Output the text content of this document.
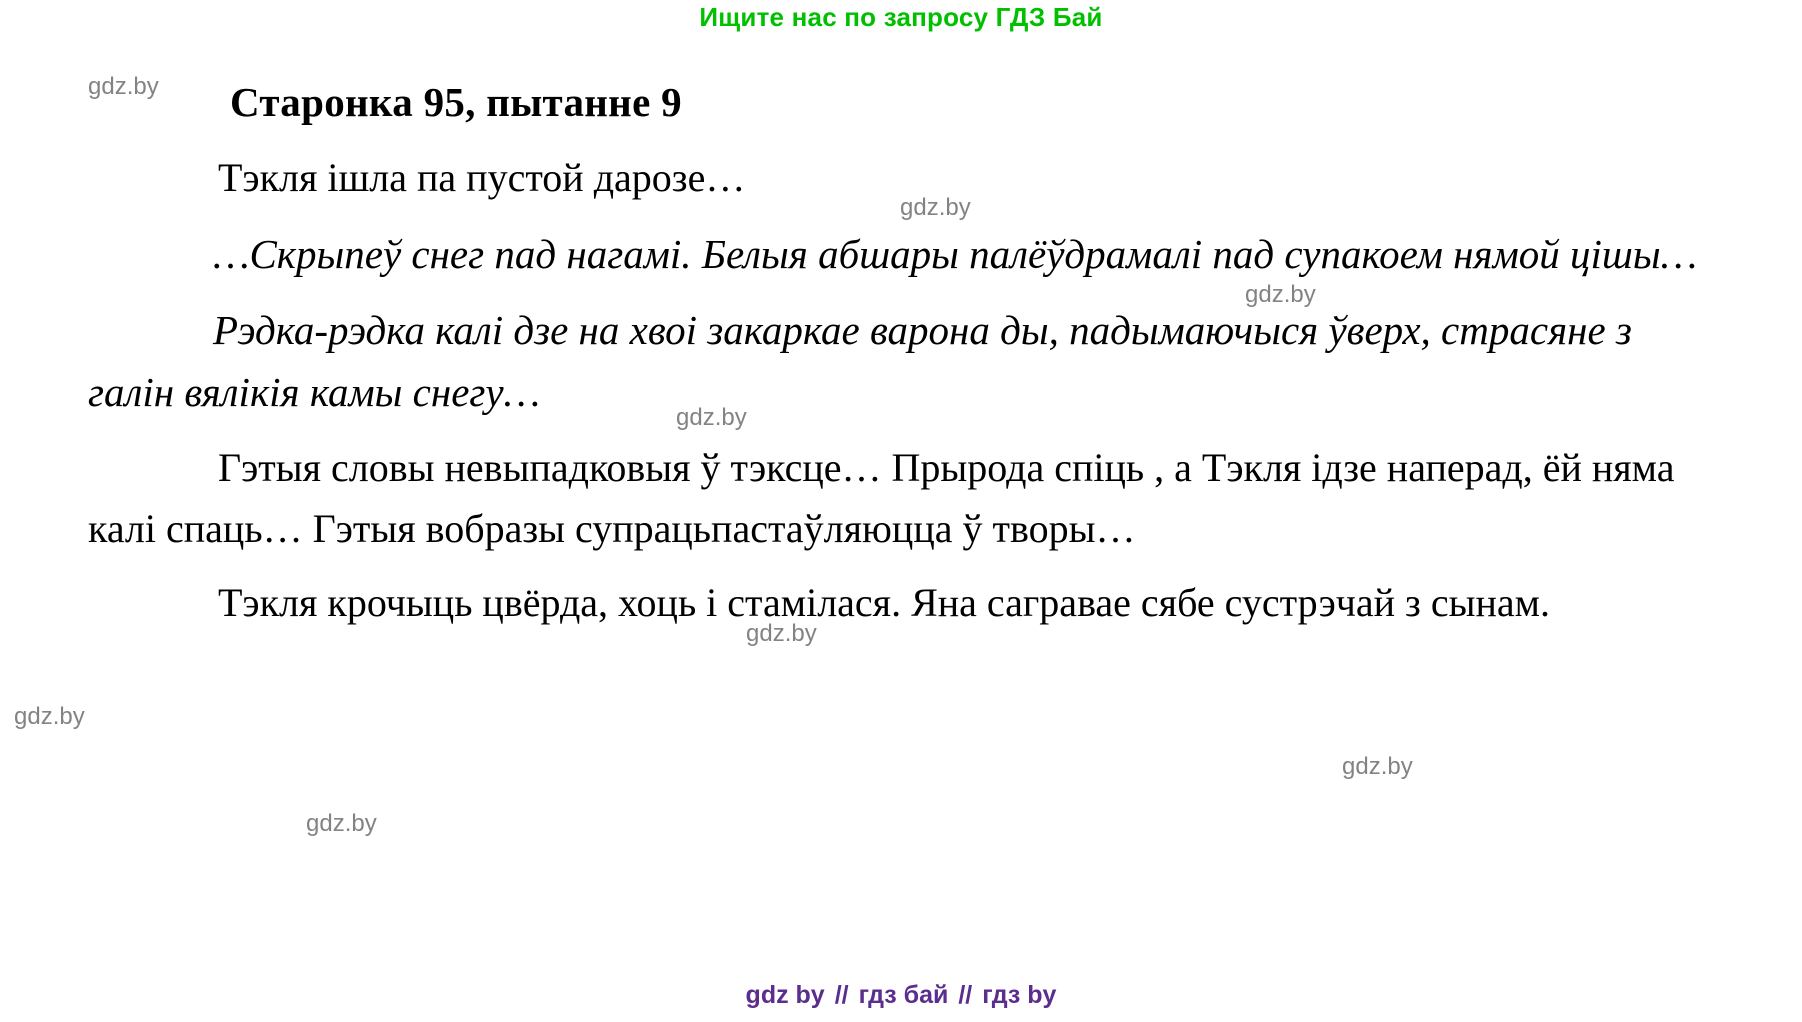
Ищите нас по запросу ГДЗ Бай
gdz.by
gdz.by
gdz.by
gdz.by
gdz.by
gdz.by
gdz.by
gdz.by
Старонка 95, пытанне 9

Тэкля ішла па пустой дарозе…

…Скрыпеў снег пад нагамі. Белыя абшары палёўдрамалі пад супакоем нямой цішы…

Рэдка-рэдка калі дзе на хвоі закаркае варона ды, падымаючыся ўверх, страсяне з галін вялікія камы снегу…

Гэтыя словы невыпадковыя ў тэксце… Прырода спіць , а Тэкля ідзе наперад, ёй няма калі спаць… Гэтыя вобразы супрацьпастаўляюцца ў творы…

Тэкля крочыць цвёрда, хоць і стамілася. Яна сагравае сябе сустрэчай з сынам.

gdz by // гдз бай // гдз by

[GIVEN EXERCISE]
Where a line above contains the string "калі", copy that line.

[CORRECT ANSWER]
Рэдка-рэдка калі дзе на хвоі закаркае варона ды, падымаючыся ўверх, страсяне з галін вялікія камы снегу…
Гэтыя словы невыпадковыя ў тэксце… Прырода спіць , а Тэкля ідзе наперад, ёй няма калі спаць… Гэтыя вобразы супрацьпастаўляюцца ў творы…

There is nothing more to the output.